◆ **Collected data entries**
__________

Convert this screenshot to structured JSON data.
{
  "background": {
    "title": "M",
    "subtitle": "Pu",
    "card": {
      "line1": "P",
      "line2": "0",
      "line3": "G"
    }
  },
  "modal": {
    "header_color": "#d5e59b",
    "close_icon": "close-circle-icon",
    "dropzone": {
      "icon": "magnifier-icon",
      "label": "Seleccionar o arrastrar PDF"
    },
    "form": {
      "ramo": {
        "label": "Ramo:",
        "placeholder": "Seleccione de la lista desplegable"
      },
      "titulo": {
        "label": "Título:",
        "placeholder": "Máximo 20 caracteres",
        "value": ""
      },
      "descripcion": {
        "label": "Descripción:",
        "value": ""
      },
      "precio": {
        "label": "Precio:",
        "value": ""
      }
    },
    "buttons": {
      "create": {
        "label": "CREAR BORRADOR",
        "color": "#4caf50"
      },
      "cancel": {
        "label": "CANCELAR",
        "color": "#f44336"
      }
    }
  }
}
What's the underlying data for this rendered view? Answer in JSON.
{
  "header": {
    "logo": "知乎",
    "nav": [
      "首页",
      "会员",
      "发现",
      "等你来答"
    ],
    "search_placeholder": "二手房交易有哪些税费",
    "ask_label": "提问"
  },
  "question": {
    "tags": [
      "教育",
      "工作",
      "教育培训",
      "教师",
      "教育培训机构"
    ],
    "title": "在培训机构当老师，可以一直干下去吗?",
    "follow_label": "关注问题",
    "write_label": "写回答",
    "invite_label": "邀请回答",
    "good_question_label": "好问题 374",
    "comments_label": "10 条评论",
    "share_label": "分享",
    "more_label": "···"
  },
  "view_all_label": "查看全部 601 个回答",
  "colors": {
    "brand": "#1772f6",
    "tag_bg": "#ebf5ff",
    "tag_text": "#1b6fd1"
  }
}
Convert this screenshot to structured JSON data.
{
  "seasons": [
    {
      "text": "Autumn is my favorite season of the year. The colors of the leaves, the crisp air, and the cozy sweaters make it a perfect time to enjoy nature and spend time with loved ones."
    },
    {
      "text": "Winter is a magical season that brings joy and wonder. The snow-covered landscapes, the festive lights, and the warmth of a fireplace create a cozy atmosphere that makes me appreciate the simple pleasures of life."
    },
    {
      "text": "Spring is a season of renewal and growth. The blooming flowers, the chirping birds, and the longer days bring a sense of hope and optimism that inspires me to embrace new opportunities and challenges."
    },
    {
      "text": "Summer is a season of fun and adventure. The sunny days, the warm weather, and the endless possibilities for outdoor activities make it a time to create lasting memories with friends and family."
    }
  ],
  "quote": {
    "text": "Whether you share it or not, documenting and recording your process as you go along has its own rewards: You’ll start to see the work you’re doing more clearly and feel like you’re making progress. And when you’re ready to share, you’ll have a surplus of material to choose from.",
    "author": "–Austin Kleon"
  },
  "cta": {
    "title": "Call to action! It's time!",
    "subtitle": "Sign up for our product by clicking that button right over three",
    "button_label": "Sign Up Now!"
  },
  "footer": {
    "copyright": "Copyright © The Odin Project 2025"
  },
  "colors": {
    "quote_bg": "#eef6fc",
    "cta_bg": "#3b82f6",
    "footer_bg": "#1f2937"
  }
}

__________

◆ **Stated goal**
Gather all lines from the listing above in which "that" occurs.

◆ **Complete response**
      "text": "Winter is a magical season that brings joy and wonder. The snow-covered landscapes, the festive lights, and the warmth of a fireplace create a cozy atmosphere that makes me appreciate the simple pleasures of life."
      "text": "Spring is a season of renewal and growth. The blooming flowers, the chirping birds, and the longer days bring a sense of hope and optimism that inspires me to embrace new opportunities and challenges."
    "subtitle": "Sign up for our product by clicking that button right over three",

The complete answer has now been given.